▸ What to produce
In the data below, find every line with the string "usage" and pull it out.

▸ Provided records

"""

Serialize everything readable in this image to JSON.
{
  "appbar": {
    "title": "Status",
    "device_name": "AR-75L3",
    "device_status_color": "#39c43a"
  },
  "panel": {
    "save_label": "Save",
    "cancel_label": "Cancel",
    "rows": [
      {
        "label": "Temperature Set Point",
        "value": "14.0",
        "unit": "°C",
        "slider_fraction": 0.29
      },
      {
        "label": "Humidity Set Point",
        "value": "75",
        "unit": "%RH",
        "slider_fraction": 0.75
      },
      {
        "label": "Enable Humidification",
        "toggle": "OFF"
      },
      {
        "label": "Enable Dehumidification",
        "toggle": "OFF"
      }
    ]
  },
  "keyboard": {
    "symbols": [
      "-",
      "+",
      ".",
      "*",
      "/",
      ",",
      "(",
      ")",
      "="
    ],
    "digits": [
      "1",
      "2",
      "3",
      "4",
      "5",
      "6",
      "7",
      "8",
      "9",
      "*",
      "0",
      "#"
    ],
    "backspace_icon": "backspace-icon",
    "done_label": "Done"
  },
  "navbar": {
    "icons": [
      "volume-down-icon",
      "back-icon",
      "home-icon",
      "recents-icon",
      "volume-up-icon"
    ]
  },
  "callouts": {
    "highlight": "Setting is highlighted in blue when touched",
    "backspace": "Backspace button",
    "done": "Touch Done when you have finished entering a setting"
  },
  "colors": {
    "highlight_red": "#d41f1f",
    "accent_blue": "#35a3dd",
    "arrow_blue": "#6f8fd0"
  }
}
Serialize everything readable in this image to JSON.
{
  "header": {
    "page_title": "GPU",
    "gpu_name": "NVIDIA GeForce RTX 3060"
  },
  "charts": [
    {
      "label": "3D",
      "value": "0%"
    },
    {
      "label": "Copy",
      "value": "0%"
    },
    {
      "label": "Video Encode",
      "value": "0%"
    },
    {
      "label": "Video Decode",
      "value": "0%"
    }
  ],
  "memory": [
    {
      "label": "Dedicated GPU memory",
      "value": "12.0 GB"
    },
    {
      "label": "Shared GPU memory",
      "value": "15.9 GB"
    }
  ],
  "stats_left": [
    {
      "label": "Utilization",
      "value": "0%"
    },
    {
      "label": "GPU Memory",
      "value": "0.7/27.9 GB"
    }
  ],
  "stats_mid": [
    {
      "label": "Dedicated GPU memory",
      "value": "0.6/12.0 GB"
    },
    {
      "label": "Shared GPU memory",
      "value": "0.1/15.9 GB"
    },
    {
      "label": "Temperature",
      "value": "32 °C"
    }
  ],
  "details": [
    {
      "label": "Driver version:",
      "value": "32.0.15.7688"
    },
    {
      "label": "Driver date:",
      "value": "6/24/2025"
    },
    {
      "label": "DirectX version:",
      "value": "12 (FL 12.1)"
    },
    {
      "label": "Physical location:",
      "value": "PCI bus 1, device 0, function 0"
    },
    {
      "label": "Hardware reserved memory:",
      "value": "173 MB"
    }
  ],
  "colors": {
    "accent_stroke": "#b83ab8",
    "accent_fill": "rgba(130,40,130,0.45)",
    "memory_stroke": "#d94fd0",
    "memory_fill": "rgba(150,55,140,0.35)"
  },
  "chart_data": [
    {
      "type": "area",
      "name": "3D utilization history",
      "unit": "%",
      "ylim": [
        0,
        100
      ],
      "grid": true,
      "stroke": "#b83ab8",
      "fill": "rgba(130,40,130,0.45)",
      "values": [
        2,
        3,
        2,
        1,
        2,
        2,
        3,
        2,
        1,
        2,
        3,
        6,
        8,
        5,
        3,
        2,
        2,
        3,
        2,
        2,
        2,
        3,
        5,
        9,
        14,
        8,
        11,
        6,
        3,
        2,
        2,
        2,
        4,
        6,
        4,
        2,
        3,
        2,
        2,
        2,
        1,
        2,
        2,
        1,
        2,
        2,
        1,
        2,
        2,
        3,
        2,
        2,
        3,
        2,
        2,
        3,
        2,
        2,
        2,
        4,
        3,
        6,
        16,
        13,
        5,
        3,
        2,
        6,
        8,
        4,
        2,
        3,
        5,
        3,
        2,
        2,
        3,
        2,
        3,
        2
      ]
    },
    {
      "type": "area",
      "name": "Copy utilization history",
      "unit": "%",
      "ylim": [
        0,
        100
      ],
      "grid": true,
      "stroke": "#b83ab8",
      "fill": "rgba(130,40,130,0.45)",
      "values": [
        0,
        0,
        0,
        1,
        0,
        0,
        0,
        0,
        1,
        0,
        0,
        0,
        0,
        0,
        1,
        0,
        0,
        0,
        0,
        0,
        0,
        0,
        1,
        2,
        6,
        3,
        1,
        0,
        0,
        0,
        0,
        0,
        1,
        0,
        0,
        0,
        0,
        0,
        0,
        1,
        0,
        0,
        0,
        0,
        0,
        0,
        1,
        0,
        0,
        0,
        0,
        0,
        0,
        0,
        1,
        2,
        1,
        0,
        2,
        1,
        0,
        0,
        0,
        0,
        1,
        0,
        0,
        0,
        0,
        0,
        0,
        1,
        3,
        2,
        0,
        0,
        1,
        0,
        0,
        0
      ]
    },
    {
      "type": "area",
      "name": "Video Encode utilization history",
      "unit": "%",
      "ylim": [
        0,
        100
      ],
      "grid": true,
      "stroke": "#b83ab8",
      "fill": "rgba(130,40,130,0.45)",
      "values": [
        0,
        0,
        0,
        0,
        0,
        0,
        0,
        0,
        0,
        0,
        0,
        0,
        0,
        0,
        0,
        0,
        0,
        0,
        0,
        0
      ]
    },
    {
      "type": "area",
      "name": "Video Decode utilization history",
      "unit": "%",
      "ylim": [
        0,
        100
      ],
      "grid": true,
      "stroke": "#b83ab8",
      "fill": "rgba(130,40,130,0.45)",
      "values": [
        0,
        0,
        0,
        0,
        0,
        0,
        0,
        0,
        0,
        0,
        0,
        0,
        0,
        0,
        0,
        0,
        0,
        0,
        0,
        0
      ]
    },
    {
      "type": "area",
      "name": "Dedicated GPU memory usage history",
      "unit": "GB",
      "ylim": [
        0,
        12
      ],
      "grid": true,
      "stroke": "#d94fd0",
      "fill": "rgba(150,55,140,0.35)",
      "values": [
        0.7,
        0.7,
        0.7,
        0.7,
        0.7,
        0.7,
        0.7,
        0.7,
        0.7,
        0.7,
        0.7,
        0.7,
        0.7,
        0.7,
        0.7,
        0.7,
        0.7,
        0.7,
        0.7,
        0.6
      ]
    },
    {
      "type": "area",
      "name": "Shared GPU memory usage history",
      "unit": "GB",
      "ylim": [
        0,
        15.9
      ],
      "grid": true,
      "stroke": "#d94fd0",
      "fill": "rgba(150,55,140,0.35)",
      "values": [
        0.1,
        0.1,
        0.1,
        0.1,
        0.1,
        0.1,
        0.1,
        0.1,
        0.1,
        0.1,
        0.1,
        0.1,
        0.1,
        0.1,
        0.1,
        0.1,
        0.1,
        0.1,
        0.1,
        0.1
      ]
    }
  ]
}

"""

▸ Task solution
      "name": "Dedicated GPU memory usage history",
      "name": "Shared GPU memory usage history",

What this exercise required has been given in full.